## begin

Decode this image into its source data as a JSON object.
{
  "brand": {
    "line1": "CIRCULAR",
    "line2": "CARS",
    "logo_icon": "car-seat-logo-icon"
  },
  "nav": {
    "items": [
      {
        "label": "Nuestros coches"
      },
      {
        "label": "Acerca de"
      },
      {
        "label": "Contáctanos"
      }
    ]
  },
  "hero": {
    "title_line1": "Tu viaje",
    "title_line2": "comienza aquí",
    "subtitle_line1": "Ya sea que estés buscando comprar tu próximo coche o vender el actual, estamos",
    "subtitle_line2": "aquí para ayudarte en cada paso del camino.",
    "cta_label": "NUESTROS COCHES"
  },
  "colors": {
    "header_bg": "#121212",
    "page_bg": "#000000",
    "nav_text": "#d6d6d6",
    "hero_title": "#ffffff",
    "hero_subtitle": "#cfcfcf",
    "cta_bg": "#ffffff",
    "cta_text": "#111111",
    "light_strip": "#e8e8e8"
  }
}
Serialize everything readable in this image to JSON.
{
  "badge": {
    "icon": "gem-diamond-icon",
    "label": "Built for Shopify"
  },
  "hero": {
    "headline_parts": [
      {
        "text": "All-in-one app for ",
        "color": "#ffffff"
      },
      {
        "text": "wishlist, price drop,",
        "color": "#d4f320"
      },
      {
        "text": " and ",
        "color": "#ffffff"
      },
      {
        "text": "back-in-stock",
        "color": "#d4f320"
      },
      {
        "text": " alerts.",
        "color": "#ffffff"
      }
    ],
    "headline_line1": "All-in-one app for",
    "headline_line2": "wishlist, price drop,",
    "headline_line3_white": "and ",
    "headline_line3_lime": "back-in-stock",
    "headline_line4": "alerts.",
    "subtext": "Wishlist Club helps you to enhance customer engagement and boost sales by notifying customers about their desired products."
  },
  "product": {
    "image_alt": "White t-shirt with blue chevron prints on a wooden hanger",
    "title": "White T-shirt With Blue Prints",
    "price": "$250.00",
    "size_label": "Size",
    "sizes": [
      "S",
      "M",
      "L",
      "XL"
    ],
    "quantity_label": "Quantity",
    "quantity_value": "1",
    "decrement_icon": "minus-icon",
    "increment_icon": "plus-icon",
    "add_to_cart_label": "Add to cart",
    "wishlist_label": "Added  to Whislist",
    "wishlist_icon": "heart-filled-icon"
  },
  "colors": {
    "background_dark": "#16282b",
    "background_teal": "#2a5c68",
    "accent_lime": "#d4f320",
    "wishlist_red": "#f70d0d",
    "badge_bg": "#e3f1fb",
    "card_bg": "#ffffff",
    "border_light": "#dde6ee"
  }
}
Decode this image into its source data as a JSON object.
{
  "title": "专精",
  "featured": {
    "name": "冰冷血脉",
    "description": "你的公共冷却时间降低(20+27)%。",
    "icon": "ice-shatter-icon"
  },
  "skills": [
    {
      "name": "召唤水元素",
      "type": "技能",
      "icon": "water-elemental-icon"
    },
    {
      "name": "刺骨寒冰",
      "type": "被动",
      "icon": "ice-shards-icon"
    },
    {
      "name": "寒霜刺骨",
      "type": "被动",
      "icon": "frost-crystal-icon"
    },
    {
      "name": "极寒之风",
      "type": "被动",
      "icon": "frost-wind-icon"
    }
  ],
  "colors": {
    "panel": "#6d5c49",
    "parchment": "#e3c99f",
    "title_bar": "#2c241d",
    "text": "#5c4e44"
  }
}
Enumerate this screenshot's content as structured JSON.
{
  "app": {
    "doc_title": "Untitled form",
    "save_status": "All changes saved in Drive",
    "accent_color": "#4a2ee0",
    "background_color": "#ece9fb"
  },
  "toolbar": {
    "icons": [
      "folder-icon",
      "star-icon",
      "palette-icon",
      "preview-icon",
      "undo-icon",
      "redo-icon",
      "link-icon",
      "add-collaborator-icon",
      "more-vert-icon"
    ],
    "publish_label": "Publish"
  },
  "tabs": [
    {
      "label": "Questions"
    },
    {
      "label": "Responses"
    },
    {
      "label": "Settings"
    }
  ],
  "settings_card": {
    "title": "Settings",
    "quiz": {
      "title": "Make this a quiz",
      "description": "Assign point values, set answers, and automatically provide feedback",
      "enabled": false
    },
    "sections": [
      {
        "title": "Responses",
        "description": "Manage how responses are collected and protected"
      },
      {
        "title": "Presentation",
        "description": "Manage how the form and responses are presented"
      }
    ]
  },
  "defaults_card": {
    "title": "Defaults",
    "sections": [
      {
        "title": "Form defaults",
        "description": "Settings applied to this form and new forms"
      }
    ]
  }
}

## end

PROBLEM » Could you quote, exactly as they appear, the line containing "Enumerate this screenshot's" and every line after it to the end of the records above?

SOLUTION »
Enumerate this screenshot's content as structured JSON.
{
  "app": {
    "doc_title": "Untitled form",
    "save_status": "All changes saved in Drive",
    "accent_color": "#4a2ee0",
    "background_color": "#ece9fb"
  },
  "toolbar": {
    "icons": [
      "folder-icon",
      "star-icon",
      "palette-icon",
      "preview-icon",
      "undo-icon",
      "redo-icon",
      "link-icon",
      "add-collaborator-icon",
      "more-vert-icon"
    ],
    "publish_label": "Publish"
  },
  "tabs": [
    {
      "label": "Questions"
    },
    {
      "label": "Responses"
    },
    {
      "label": "Settings"
    }
  ],
  "settings_card": {
    "title": "Settings",
    "quiz": {
      "title": "Make this a quiz",
      "description": "Assign point values, set answers, and automatically provide feedback",
      "enabled": false
    },
    "sections": [
      {
        "title": "Responses",
        "description": "Manage how responses are collected and protected"
      },
      {
        "title": "Presentation",
        "description": "Manage how the form and responses are presented"
      }
    ]
  },
  "defaults_card": {
    "title": "Defaults",
    "sections": [
      {
        "title": "Form defaults",
        "description": "Settings applied to this form and new forms"
      }
    ]
  }
}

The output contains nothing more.